(Recorded data)

╔══

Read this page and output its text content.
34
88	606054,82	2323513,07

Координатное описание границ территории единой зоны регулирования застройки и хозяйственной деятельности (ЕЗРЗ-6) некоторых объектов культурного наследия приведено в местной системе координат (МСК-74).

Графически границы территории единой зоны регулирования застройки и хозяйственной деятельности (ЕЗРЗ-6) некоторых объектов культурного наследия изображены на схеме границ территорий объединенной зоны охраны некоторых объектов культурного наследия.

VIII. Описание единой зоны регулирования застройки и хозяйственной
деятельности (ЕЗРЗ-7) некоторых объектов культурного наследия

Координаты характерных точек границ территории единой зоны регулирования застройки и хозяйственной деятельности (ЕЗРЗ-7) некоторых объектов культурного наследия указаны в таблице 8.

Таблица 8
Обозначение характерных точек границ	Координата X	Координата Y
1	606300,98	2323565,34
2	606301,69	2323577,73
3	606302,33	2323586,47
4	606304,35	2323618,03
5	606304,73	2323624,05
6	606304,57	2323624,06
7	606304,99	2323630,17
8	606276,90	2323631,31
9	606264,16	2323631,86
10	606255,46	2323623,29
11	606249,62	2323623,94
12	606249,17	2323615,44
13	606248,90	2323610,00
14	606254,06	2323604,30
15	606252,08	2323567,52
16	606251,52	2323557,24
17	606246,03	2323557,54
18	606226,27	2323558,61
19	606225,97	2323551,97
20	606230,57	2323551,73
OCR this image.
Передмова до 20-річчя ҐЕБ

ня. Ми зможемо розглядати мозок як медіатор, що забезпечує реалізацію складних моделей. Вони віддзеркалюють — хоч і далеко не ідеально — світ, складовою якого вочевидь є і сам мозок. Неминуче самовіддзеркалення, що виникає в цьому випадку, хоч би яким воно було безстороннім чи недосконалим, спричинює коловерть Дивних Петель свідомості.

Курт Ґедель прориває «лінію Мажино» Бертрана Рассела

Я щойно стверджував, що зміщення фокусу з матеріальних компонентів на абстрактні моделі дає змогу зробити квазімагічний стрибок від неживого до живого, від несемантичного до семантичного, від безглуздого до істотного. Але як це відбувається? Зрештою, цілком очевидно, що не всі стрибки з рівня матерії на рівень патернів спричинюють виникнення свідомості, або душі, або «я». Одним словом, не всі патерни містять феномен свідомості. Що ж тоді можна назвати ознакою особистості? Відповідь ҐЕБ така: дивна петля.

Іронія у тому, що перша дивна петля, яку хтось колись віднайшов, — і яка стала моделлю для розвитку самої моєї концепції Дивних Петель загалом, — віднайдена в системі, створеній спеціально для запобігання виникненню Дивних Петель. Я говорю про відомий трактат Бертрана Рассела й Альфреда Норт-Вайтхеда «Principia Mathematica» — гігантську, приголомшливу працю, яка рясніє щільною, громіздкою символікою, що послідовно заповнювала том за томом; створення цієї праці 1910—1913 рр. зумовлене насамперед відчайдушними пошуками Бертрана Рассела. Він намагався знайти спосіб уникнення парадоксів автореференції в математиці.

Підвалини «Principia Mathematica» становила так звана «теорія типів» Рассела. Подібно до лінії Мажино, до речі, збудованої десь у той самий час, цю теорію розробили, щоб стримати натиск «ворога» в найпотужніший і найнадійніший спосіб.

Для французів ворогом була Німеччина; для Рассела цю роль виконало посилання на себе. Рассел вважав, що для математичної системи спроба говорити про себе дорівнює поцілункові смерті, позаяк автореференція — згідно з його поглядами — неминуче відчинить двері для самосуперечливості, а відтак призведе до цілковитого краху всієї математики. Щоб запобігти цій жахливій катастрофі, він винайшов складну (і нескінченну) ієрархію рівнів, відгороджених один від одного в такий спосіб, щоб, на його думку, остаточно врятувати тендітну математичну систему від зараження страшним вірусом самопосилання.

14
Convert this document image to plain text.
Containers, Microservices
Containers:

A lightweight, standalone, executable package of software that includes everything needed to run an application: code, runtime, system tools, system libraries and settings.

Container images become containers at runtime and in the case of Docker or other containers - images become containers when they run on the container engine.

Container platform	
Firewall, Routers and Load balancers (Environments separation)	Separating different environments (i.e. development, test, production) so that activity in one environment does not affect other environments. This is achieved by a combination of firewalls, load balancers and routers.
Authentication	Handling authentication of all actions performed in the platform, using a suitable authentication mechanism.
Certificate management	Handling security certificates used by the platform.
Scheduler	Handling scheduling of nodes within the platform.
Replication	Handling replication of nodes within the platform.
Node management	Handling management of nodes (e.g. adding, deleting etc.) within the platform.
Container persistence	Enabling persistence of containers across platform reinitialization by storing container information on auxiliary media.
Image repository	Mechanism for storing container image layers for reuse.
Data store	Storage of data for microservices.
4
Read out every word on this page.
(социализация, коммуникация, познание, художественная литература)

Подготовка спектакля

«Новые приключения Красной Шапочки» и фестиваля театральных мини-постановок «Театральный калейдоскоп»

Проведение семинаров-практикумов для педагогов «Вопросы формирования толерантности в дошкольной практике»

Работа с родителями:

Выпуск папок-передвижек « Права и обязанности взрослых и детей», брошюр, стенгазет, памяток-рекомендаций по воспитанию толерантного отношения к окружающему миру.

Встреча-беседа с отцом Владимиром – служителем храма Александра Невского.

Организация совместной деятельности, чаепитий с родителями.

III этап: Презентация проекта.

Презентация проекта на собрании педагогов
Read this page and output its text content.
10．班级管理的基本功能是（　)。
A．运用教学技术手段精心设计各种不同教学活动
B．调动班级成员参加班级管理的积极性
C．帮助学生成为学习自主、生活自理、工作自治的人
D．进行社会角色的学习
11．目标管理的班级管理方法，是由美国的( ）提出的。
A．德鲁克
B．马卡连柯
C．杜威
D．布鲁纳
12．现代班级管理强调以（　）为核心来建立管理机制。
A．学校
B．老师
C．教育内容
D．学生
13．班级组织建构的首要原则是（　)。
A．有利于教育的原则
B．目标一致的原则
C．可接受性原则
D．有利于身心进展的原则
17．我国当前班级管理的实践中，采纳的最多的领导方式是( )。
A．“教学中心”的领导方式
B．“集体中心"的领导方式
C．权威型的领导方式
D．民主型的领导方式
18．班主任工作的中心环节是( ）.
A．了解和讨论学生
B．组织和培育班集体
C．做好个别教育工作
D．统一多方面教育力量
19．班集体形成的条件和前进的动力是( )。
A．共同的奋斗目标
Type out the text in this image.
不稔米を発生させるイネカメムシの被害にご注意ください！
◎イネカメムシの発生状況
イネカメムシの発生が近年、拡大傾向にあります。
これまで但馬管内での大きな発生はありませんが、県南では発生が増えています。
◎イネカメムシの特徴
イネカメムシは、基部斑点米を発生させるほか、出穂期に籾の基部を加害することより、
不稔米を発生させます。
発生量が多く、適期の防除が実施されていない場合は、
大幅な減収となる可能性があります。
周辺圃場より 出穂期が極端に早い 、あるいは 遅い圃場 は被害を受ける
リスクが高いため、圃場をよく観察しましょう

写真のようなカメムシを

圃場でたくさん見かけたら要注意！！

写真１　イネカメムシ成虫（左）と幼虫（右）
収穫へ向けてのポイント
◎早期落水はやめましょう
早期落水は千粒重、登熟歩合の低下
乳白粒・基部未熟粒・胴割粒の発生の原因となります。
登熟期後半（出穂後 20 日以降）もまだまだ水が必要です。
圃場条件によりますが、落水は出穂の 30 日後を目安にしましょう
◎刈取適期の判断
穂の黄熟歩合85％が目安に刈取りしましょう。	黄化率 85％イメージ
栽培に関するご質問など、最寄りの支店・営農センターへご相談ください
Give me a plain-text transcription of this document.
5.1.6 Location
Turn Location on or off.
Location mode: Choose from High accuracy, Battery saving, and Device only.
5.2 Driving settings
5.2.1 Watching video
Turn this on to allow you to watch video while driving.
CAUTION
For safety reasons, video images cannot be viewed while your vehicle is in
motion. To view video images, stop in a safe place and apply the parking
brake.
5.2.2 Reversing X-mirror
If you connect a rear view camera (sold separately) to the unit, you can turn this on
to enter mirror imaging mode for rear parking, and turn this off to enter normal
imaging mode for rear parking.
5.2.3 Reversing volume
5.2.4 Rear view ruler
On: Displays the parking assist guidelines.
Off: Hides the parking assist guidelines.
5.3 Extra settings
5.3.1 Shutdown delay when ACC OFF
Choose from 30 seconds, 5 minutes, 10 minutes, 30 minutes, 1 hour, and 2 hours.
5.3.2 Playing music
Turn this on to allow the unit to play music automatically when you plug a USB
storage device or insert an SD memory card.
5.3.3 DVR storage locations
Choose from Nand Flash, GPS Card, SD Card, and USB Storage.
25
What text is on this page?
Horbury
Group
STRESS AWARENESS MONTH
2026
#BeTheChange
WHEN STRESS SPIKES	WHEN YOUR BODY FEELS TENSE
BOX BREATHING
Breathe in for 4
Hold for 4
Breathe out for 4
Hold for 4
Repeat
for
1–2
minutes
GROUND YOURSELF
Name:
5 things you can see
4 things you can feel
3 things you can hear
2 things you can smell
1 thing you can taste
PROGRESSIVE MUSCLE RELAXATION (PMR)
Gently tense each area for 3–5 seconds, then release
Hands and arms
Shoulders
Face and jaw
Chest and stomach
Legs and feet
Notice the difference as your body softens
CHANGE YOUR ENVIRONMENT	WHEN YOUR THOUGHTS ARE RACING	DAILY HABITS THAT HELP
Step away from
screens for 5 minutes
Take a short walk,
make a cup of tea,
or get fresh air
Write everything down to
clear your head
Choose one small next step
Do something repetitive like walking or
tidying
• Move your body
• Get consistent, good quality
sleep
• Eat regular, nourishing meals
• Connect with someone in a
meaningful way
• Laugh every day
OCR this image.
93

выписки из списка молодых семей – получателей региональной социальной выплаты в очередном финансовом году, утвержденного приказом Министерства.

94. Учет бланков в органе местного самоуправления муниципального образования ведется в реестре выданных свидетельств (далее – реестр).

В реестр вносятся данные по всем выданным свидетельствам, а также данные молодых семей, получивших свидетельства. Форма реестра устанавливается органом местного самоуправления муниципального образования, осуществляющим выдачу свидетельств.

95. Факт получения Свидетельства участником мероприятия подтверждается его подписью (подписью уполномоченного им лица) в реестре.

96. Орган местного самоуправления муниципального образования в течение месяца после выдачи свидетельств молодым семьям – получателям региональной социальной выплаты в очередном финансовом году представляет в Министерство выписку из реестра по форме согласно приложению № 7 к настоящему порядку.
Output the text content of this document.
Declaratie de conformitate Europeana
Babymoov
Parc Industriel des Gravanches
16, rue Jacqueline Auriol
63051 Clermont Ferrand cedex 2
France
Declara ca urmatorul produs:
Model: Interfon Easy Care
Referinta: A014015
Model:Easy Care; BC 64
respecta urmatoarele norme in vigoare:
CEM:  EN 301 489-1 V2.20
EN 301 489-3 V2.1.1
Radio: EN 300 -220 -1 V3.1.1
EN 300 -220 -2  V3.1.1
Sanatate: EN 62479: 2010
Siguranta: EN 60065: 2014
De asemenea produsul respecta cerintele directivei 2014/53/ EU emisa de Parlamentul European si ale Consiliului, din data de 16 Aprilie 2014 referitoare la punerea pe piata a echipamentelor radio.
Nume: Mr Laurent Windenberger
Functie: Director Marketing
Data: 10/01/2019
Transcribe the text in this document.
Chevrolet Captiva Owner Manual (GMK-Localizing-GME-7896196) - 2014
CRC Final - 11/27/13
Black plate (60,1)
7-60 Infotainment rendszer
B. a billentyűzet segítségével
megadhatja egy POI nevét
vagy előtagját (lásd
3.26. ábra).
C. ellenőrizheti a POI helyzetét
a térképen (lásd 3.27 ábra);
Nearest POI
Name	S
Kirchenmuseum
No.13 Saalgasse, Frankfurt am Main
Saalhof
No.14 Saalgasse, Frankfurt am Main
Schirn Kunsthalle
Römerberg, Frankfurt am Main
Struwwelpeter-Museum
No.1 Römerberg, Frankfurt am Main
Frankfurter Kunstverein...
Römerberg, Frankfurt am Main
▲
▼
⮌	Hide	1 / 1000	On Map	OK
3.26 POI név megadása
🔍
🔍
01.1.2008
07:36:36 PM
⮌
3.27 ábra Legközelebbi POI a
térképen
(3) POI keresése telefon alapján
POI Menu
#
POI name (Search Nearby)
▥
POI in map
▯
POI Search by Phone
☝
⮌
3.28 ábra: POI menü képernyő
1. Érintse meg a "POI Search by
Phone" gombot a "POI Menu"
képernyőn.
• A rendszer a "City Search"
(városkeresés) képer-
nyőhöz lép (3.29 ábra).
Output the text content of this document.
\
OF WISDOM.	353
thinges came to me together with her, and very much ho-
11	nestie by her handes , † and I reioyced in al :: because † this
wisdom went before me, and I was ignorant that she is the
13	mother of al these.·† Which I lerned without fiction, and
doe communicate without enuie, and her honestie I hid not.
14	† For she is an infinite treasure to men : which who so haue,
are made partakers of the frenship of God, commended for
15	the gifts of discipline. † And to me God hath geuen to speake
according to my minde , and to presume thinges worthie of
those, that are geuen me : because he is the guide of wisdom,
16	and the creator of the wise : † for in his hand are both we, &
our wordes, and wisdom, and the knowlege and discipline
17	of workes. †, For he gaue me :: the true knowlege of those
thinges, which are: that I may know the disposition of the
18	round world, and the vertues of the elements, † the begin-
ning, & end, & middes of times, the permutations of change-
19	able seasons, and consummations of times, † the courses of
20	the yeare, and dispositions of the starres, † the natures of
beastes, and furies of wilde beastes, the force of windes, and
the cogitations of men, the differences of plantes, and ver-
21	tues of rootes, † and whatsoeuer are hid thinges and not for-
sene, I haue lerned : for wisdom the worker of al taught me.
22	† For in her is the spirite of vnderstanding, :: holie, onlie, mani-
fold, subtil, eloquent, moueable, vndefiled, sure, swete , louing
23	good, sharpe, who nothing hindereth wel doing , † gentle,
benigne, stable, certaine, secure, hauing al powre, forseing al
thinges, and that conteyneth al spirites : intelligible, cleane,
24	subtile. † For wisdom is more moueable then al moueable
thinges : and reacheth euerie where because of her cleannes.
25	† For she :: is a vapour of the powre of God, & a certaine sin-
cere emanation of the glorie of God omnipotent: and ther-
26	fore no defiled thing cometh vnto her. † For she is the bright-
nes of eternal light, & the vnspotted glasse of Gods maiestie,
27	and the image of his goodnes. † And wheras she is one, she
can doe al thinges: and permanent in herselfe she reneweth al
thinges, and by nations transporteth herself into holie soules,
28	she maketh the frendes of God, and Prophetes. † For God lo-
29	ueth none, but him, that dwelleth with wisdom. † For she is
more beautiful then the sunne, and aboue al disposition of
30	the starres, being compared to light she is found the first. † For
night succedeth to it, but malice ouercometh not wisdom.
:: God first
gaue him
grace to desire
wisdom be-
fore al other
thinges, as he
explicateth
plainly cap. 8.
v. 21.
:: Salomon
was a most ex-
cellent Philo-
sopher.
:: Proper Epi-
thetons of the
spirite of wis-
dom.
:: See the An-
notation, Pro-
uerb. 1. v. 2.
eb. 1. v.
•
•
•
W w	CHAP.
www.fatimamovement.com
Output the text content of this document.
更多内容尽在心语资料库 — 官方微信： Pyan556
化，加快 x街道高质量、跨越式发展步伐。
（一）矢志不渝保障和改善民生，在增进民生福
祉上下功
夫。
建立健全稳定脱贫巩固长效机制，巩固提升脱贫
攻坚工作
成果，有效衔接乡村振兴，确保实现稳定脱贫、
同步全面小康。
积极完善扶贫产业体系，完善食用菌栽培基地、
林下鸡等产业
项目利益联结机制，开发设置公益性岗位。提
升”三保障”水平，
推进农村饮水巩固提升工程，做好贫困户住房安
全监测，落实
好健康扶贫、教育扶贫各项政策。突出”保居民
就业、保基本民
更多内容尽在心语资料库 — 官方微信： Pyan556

╚══

WHAT YOU WILL DO
All lines in the data that contain the word "from" should be copied.

TASK RESPONSE
Location mode: Choose from High accuracy, Battery saving, and Device only.
Choose from 30 seconds, 5 minutes, 10 minutes, 30 minutes, 1 hour, and 2 hours.
Choose from Nand Flash, GPS Card, SD Card, and USB Storage.
Step away from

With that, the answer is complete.